Opdracht: Herhaal woordelijk de regels vanaf de regel met "footnote <box>281 1084 540 1110</box>" tot en met de regel met "footnote-row <box>76 1058 870 1084</box>".
━━━━━━━━
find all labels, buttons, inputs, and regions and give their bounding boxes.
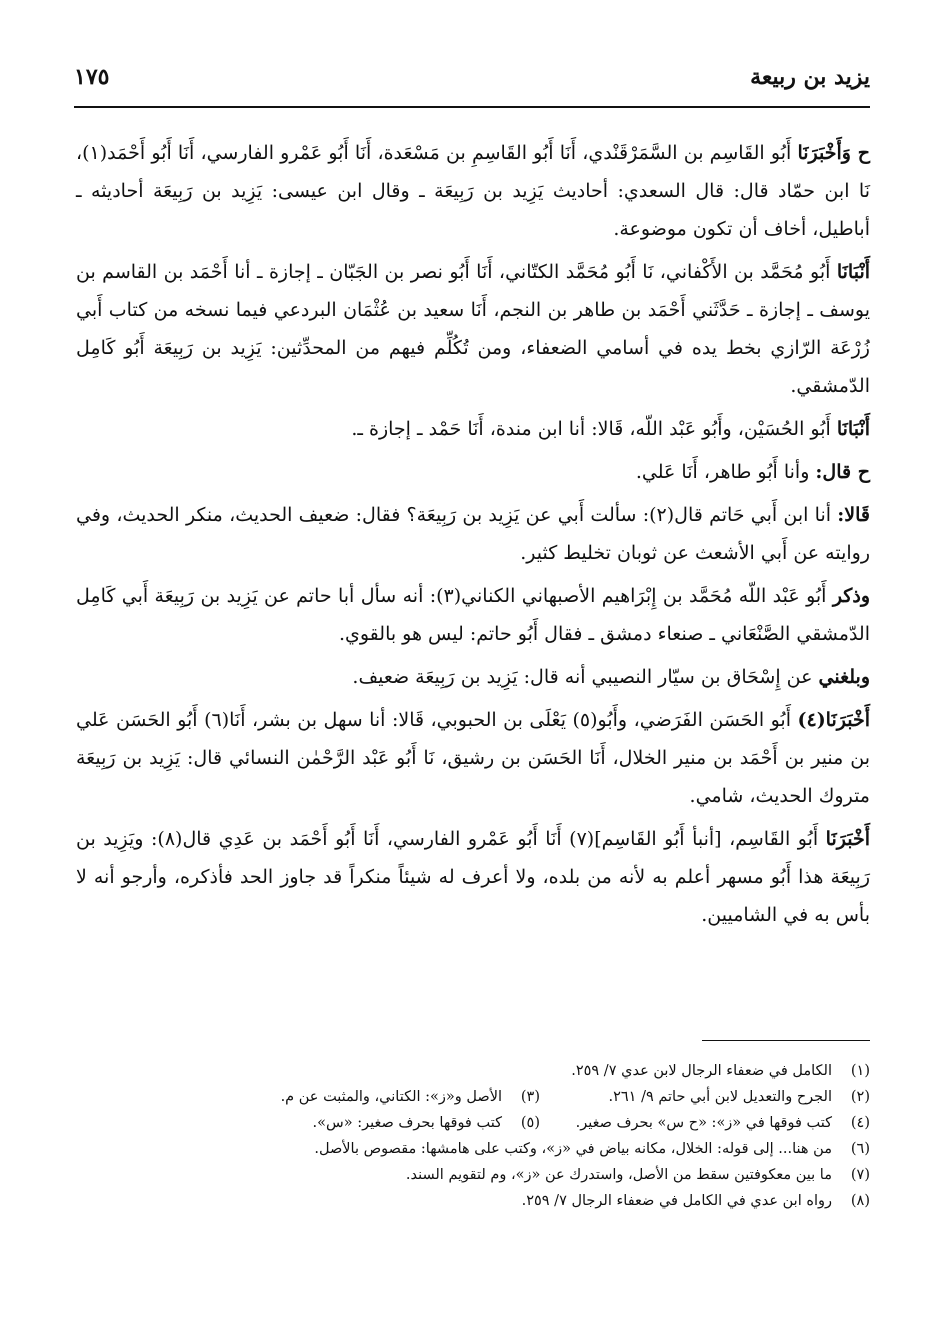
footnote <box>281 1084 540 1110</box>
footnote <box>314 1136 870 1162</box>
paragraph-text: أَبُو القَاسِم بن السَّمَرْقَنْدي، أَنَا أَبُو القَاسِمِ بن مَسْعَدة، أَنَا أَبُو عَمْرو الفارسي، أَنَا أَبُو أَحْمَد(١)، نَا ابن حمّاد قال: قال السعدي: أحاديث يَزِيد بن رَبِيعَة ـ وقال ابن عيسى: يَزِيد بن رَبِيعَة أحاديثه ـ أباطيل، أخاف أن تكون موضوعة. <box>76 142 870 240</box>
footnote-text: كتب فوقها بحرف صغير: «س». <box>312 1115 502 1131</box>
page-number: ١٧٥ <box>74 64 110 90</box>
footnote-row <box>76 1136 870 1162</box>
paragraph <box>76 253 870 405</box>
footnote-number: (٨) <box>850 1193 870 1209</box>
paragraph <box>76 658 870 696</box>
paragraph-lead: أَنْبَانَا <box>836 418 870 440</box>
footnote-number: (٤) <box>850 1115 870 1131</box>
paragraph <box>76 410 870 448</box>
paragraph-lead: ح وَأَخْبَرَنَا <box>797 142 871 164</box>
footnote-number: (١) <box>850 1063 870 1079</box>
paragraph-text: عن إِسْحَاق بن سيّار النصيبي أنه قال: يَزِيد بن رَبِيعَة ضعيف. <box>352 666 819 688</box>
paragraph-text: أَبُو الحُسَيْن، وأَبُو عَبْد اللّه، قَالا: أنا ابن مندة، أَنَا حَمْد ـ إجازة ـ. <box>351 418 837 440</box>
footnote-number: (٢) <box>850 1089 870 1105</box>
footnote-text: الكامل في ضعفاء الرجال لابن عدي ٧/ ٢٥٩. <box>571 1063 832 1079</box>
footnote-text: ما بين معكوفتين سقط من الأصل، واستدرك عن «ز»، وم لتقويم السند. <box>405 1167 832 1183</box>
paragraph <box>76 701 870 815</box>
paragraph-text: أَبُو الحَسَن الفَرَضي، وأَبُو(٥) يَعْلَى بن الحبوبي، قَالا: أنا سهل بن بشر، أَنَا(٦) أَبُو الحَسَن عَلي بن منير بن أَحْمَد بن منير الخلال، أَنَا الحَسَن بن رشيق، نَا أَبُو عَبْد الرَّحْمٰن النسائي قال: يَزِيد بن رَبِيعَة متروك الحديث، شامي. <box>76 709 870 807</box>
paragraph <box>76 496 870 572</box>
footnote-number: (٧) <box>850 1167 870 1183</box>
footnote-number: (٥) <box>520 1115 540 1131</box>
footnote-row <box>76 1058 870 1084</box>
paragraph-text: أَبُو عَبْد اللّه مُحَمَّد بن إِبْرَاهيم الأصبهاني الكناني(٣): أنه سأل أبا حاتم عن يَزِيد بن رَبِيعَة أَبي كَامِل الدّمشقي الصَّنْعَاني ـ صنعاء دمشق ـ فقال أَبُو حاتم: ليس هو بالقوي. <box>76 585 870 645</box>
paragraph <box>76 453 870 491</box>
paragraph-lead: أَخْبَرَنَا <box>825 828 870 850</box>
paragraph <box>76 577 870 653</box>
paragraph-text: أَبُو القَاسِم، [أنبأ أَبُو القَاسِم](٧) أَنَا أَبُو عَمْرو الفارسي، أَنَا أَبُو أَحْمَد بن عَدِي قال(٨): ويَزِيد بن رَبِيعَة هذا أَبُو مسهر أعلم به لأنه من بلده، ولا أعرف له شيئاً منكراً قد جاوز الحد فأذكره، وأرجو أنه لا بأس به في الشاميين. <box>76 828 870 926</box>
footnote <box>406 1162 870 1188</box>
footnote-text: الأصل و«ز»: الكتاني، والمثبت عن م. <box>280 1089 502 1105</box>
footnote <box>522 1188 870 1214</box>
footnote-rule <box>702 1040 870 1041</box>
page-header <box>74 58 870 104</box>
footnote-text: الجرح والتعديل لابن أبي حاتم ٩/ ٢٦١. <box>608 1089 832 1105</box>
main-text <box>76 134 870 939</box>
paragraph-text: أَبُو مُحَمَّد بن الأَكْفاني، نَا أَبُو مُحَمَّد الكتّاني، أَنَا أَبُو نصر بن الجَبّان ـ إجازة ـ أنا أَحْمَد بن القاسم بن يوسف ـ إجازة ـ حَدَّثَني أَحْمَد بن طاهر بن النجم، أَنَا سعيد بن عُثْمَان البردعي فيما نسخه من كتاب أَبي زُرْعَة الرّازي بخط يده في أسامي الضعفاء، ومن تُكُلِّم فيهم من المحدِّثين: يَزِيد بن رَبِيعَة أَبُو كَامِل الدّمشقي. <box>76 261 870 397</box>
footnote-text: رواه ابن عدي في الكامل في ضعفاء الرجال ٧/ ٢٥٩. <box>521 1193 832 1209</box>
footnote <box>313 1110 540 1136</box>
paragraph-lead: ح قال: <box>815 461 870 483</box>
footnote-row <box>76 1084 870 1110</box>
footnote <box>540 1110 870 1136</box>
footnotes <box>76 1058 870 1214</box>
footnote-number: (٦) <box>850 1141 870 1157</box>
footnote-row <box>76 1162 870 1188</box>
paragraph <box>76 820 870 934</box>
footnote-number: (٣) <box>520 1089 540 1105</box>
footnote-text: من هنا... إلى قوله: الخلال، مكانه بياض في «ز»، وكتب على هامشها: مقصوص بالأصل. <box>314 1141 832 1157</box>
header-rule <box>74 106 870 108</box>
footnote-row <box>76 1188 870 1214</box>
footnote-text: كتب فوقها في «ز»: «ح س» بحرف صغير. <box>575 1115 832 1131</box>
paragraph-lead: أَخْبَرَنَا(٤) <box>797 709 870 731</box>
paragraph-lead: قَالا: <box>837 504 870 526</box>
paragraph-lead: وبلغني <box>818 666 870 688</box>
paragraph-lead: وذكر <box>832 585 870 607</box>
running-title: يزيد بن ربيعة <box>750 64 870 90</box>
paragraph-text: وأنا أَبُو طاهر، أَنَا عَلي. <box>635 461 816 483</box>
paragraph-text: أنا ابن أَبي حَاتم قال(٢): سألت أَبي عن يَزِيد بن رَبِيعَة؟ فقال: ضعيف الحديث، منكر الحديث، وفي روايته عن أَبي الأشعث عن ثوبان تخليط كثير. <box>76 504 870 564</box>
footnote <box>540 1084 870 1110</box>
paragraph <box>76 134 870 248</box>
footnote-row <box>76 1110 870 1136</box>
paragraph-lead: أَنْبَانَا <box>836 261 871 283</box>
footnote <box>571 1058 870 1084</box>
━━━━━━━━
Volledige uitwerking:
footnote <box>281 1084 540 1110</box>
footnote <box>314 1136 870 1162</box>
paragraph-text: أَبُو القَاسِم بن السَّمَرْقَنْدي، أَنَا أَبُو القَاسِمِ بن مَسْعَدة، أَنَا أَبُو عَمْرو الفارسي، أَنَا أَبُو أَحْمَد(١)، نَا ابن حمّاد قال: قال السعدي: أحاديث يَزِيد بن رَبِيعَة ـ وقال ابن عيسى: يَزِيد بن رَبِيعَة أحاديثه ـ أباطيل، أخاف أن تكون موضوعة. <box>76 142 870 240</box>
footnote-text: كتب فوقها بحرف صغير: «س». <box>312 1115 502 1131</box>
page-number: ١٧٥ <box>74 64 110 90</box>
footnote-row <box>76 1136 870 1162</box>
paragraph <box>76 253 870 405</box>
footnote-number: (٨) <box>850 1193 870 1209</box>
paragraph <box>76 658 870 696</box>
paragraph-lead: أَنْبَانَا <box>836 418 870 440</box>
footnote-number: (٤) <box>850 1115 870 1131</box>
paragraph <box>76 410 870 448</box>
paragraph-lead: ح وَأَخْبَرَنَا <box>797 142 871 164</box>
footnote-number: (١) <box>850 1063 870 1079</box>
paragraph-text: عن إِسْحَاق بن سيّار النصيبي أنه قال: يَزِيد بن رَبِيعَة ضعيف. <box>352 666 819 688</box>
paragraph-text: أَبُو الحُسَيْن، وأَبُو عَبْد اللّه، قَالا: أنا ابن مندة، أَنَا حَمْد ـ إجازة ـ. <box>351 418 837 440</box>
footnote-number: (٢) <box>850 1089 870 1105</box>
footnote-text: الكامل في ضعفاء الرجال لابن عدي ٧/ ٢٥٩. <box>571 1063 832 1079</box>
footnote-text: ما بين معكوفتين سقط من الأصل، واستدرك عن «ز»، وم لتقويم السند. <box>405 1167 832 1183</box>
paragraph <box>76 701 870 815</box>
paragraph-text: أَبُو الحَسَن الفَرَضي، وأَبُو(٥) يَعْلَى بن الحبوبي، قَالا: أنا سهل بن بشر، أَنَا(٦) أَبُو الحَسَن عَلي بن منير بن أَحْمَد بن منير الخلال، أَنَا الحَسَن بن رشيق، نَا أَبُو عَبْد الرَّحْمٰن النسائي قال: يَزِيد بن رَبِيعَة متروك الحديث، شامي. <box>76 709 870 807</box>
paragraph <box>76 496 870 572</box>
footnote-number: (٧) <box>850 1167 870 1183</box>
footnote-number: (٥) <box>520 1115 540 1131</box>
footnote-row <box>76 1058 870 1084</box>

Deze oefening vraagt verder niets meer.